Problem requirements: Without including any pictures, write out the listing below exactly.

(Records from a data source)
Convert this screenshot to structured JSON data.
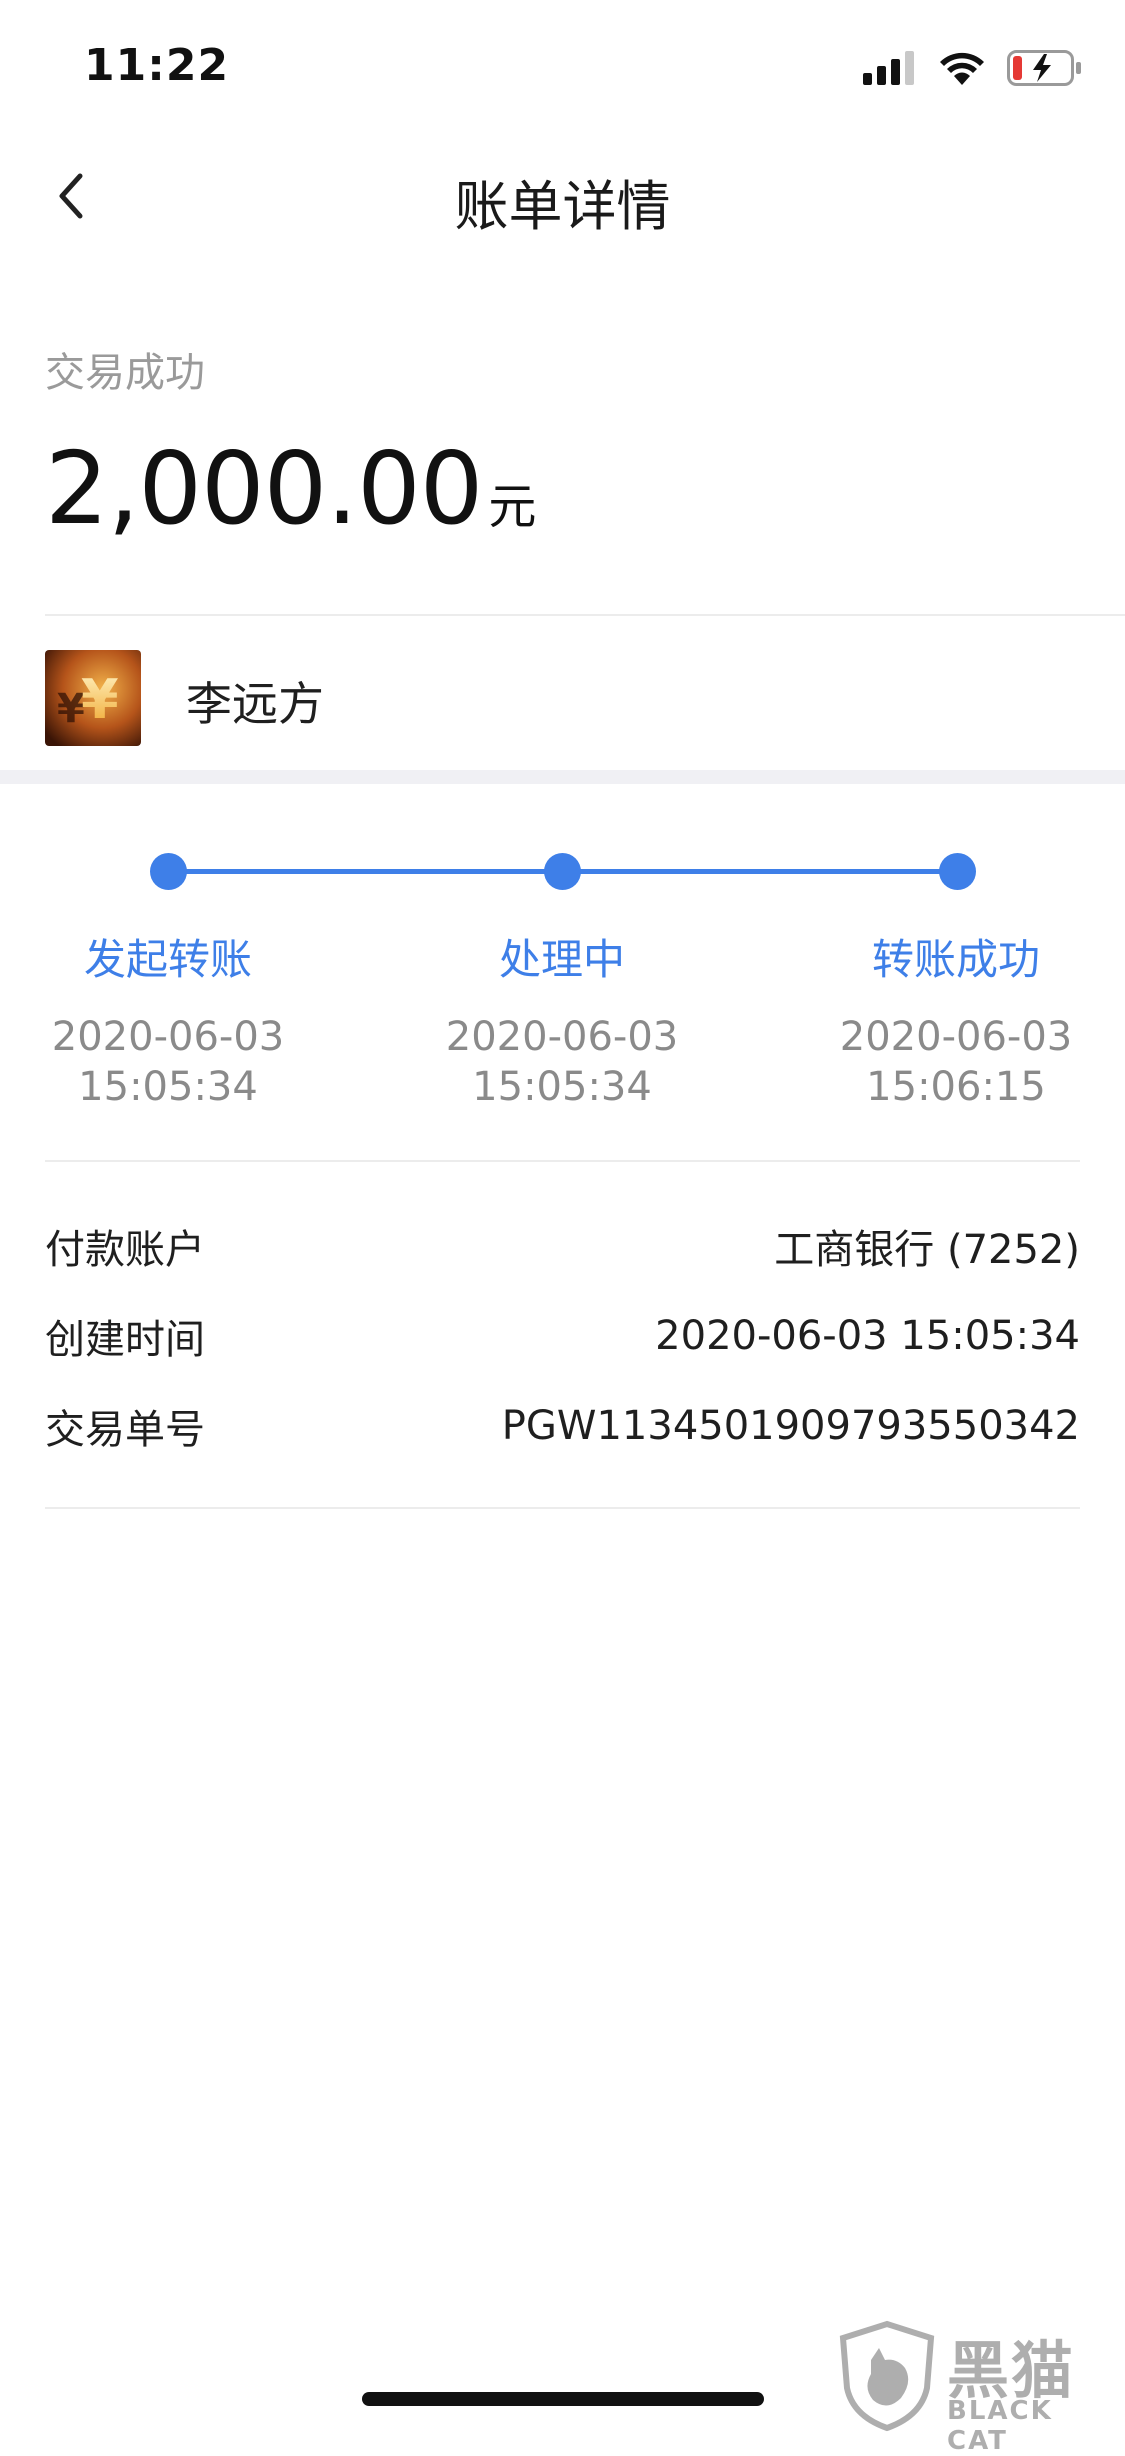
{
  "status_bar": {
    "time": "11:22",
    "icons": [
      "cellular-signal-icon",
      "wifi-icon",
      "battery-charging-icon"
    ],
    "battery_color": "#e53935"
  },
  "nav": {
    "back_icon": "chevron-left-icon",
    "title": "账单详情"
  },
  "transaction": {
    "status": "交易成功",
    "amount": "2,000.00",
    "unit": "元"
  },
  "payee": {
    "avatar_icon": "yuan-coin-avatar",
    "name": "李远方"
  },
  "progress": {
    "accent_color": "#3e7fe8",
    "steps": [
      {
        "label": "发起转账",
        "date": "2020-06-03",
        "time": "15:05:34"
      },
      {
        "label": "处理中",
        "date": "2020-06-03",
        "time": "15:05:34"
      },
      {
        "label": "转账成功",
        "date": "2020-06-03",
        "time": "15:06:15"
      }
    ]
  },
  "details": [
    {
      "label": "付款账户",
      "value": "工商银行 (7252)"
    },
    {
      "label": "创建时间",
      "value": "2020-06-03 15:05:34"
    },
    {
      "label": "交易单号",
      "value": "PGW1134501909793550342"
    }
  ],
  "watermark": {
    "text_cn": "黑猫",
    "text_en": "BLACK CAT"
  }
}
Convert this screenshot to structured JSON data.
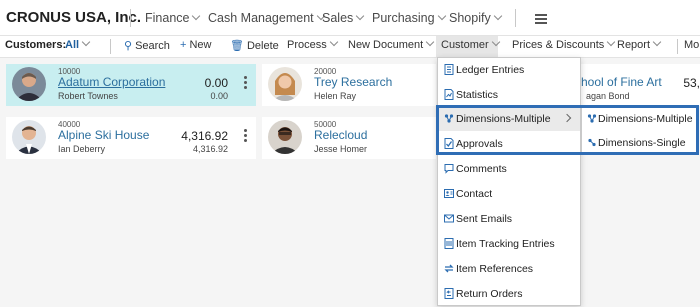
{
  "app": {
    "company": "CRONUS USA, Inc.",
    "nav": [
      {
        "label": "Finance"
      },
      {
        "label": "Cash Management"
      },
      {
        "label": "Sales"
      },
      {
        "label": "Purchasing"
      },
      {
        "label": "Shopify"
      }
    ]
  },
  "actions": {
    "customers_label": "Customers:",
    "filter_all": "All",
    "search": "Search",
    "new": "New",
    "delete": "Delete",
    "process": "Process",
    "new_document": "New Document",
    "customer": "Customer",
    "prices_discounts": "Prices & Discounts",
    "report": "Report",
    "more_clip": "Mo"
  },
  "customers": [
    {
      "number": "10000",
      "name": "Adatum Corporation",
      "contact": "Robert Townes",
      "balance": "0.00",
      "balance2": "0.00",
      "selected": true
    },
    {
      "number": "20000",
      "name": "Trey Research",
      "contact": "Helen Ray",
      "balance": "",
      "balance2": "",
      "selected": false
    },
    {
      "number": "",
      "name": "hool of Fine Art",
      "contact": "agan Bond",
      "balance": "53,",
      "balance2": "",
      "selected": false
    },
    {
      "number": "40000",
      "name": "Alpine Ski House",
      "contact": "Ian Deberry",
      "balance": "4,316.92",
      "balance2": "4,316.92",
      "selected": false
    },
    {
      "number": "50000",
      "name": "Relecloud",
      "contact": "Jesse Homer",
      "balance": "",
      "balance2": "",
      "selected": false
    }
  ],
  "menu": {
    "items": [
      {
        "label": "Ledger Entries",
        "icon": "ledger-icon"
      },
      {
        "label": "Statistics",
        "icon": "statistics-icon"
      },
      {
        "label": "Dimensions-Multiple",
        "icon": "dimensions-icon"
      },
      {
        "label": "Approvals",
        "icon": "approvals-icon"
      },
      {
        "label": "Comments",
        "icon": "comments-icon"
      },
      {
        "label": "Contact",
        "icon": "contact-icon"
      },
      {
        "label": "Sent Emails",
        "icon": "email-icon"
      },
      {
        "label": "Item Tracking Entries",
        "icon": "tracking-icon"
      },
      {
        "label": "Item References",
        "icon": "references-icon"
      },
      {
        "label": "Return Orders",
        "icon": "return-icon"
      }
    ],
    "submenu": [
      {
        "label": "Dimensions-Multiple",
        "icon": "dimensions-icon"
      },
      {
        "label": "Dimensions-Single",
        "icon": "dimensions-single-icon"
      }
    ]
  },
  "colors": {
    "accent": "#2c6f9e",
    "selected_card": "#c8eef0",
    "highlight_border": "#2f6db5"
  }
}
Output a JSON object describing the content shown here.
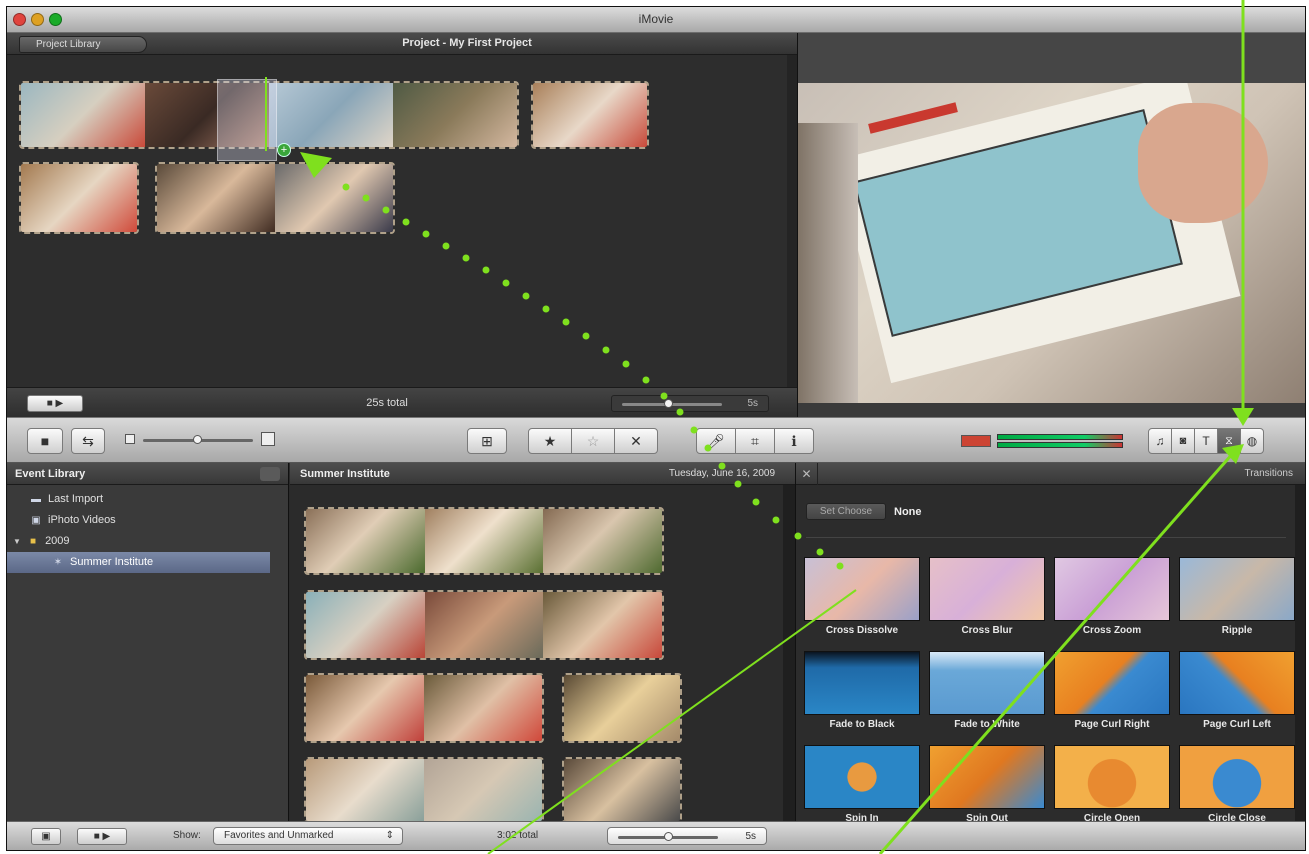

Output below:
Convert this screenshot to structured JSON data.
{
  "status_bar": {
    "time": "11:22",
    "icons": [
      "cellular-signal-icon",
      "wifi-icon",
      "battery-charging-icon"
    ],
    "battery_color": "#e53935"
  },
  "nav": {
    "back_icon": "chevron-left-icon",
    "title": "账单详情"
  },
  "transaction": {
    "status": "交易成功",
    "amount": "2,000.00",
    "unit": "元"
  },
  "payee": {
    "avatar_icon": "yuan-coin-avatar",
    "name": "李远方"
  },
  "progress": {
    "accent_color": "#3e7fe8",
    "steps": [
      {
        "label": "发起转账",
        "date": "2020-06-03",
        "time": "15:05:34"
      },
      {
        "label": "处理中",
        "date": "2020-06-03",
        "time": "15:05:34"
      },
      {
        "label": "转账成功",
        "date": "2020-06-03",
        "time": "15:06:15"
      }
    ]
  },
  "details": [
    {
      "label": "付款账户",
      "value": "工商银行 (7252)"
    },
    {
      "label": "创建时间",
      "value": "2020-06-03 15:05:34"
    },
    {
      "label": "交易单号",
      "value": "PGW1134501909793550342"
    }
  ],
  "watermark": {
    "text_cn": "黑猫",
    "text_en": "BLACK CAT"
  }
}
Convert this screenshot to structured JSON data.
{
  "app": {
    "company": "CRONUS USA, Inc.",
    "nav": [
      {
        "label": "Finance"
      },
      {
        "label": "Cash Management"
      },
      {
        "label": "Sales"
      },
      {
        "label": "Purchasing"
      },
      {
        "label": "Shopify"
      }
    ]
  },
  "actions": {
    "customers_label": "Customers:",
    "filter_all": "All",
    "search": "Search",
    "new": "New",
    "delete": "Delete",
    "process": "Process",
    "new_document": "New Document",
    "customer": "Customer",
    "prices_discounts": "Prices & Discounts",
    "report": "Report",
    "more_clip": "Mo"
  },
  "customers": [
    {
      "number": "10000",
      "name": "Adatum Corporation",
      "contact": "Robert Townes",
      "balance": "0.00",
      "balance2": "0.00",
      "selected": true
    },
    {
      "number": "20000",
      "name": "Trey Research",
      "contact": "Helen Ray",
      "balance": "",
      "balance2": "",
      "selected": false
    },
    {
      "number": "",
      "name": "hool of Fine Art",
      "contact": "agan Bond",
      "balance": "53,",
      "balance2": "",
      "selected": false
    },
    {
      "number": "40000",
      "name": "Alpine Ski House",
      "contact": "Ian Deberry",
      "balance": "4,316.92",
      "balance2": "4,316.92",
      "selected": false
    },
    {
      "number": "50000",
      "name": "Relecloud",
      "contact": "Jesse Homer",
      "balance": "",
      "balance2": "",
      "selected": false
    }
  ],
  "menu": {
    "items": [
      {
        "label": "Ledger Entries",
        "icon": "ledger-icon"
      },
      {
        "label": "Statistics",
        "icon": "statistics-icon"
      },
      {
        "label": "Dimensions-Multiple",
        "icon": "dimensions-icon"
      },
      {
        "label": "Approvals",
        "icon": "approvals-icon"
      },
      {
        "label": "Comments",
        "icon": "comments-icon"
      },
      {
        "label": "Contact",
        "icon": "contact-icon"
      },
      {
        "label": "Sent Emails",
        "icon": "email-icon"
      },
      {
        "label": "Item Tracking Entries",
        "icon": "tracking-icon"
      },
      {
        "label": "Item References",
        "icon": "references-icon"
      },
      {
        "label": "Return Orders",
        "icon": "return-icon"
      }
    ],
    "submenu": [
      {
        "label": "Dimensions-Multiple",
        "icon": "dimensions-icon"
      },
      {
        "label": "Dimensions-Single",
        "icon": "dimensions-single-icon"
      }
    ]
  },
  "colors": {
    "accent": "#2c6f9e",
    "selected_card": "#c8eef0",
    "highlight_border": "#2f6db5"
  }
}
Output a JSON object describing the content shown here.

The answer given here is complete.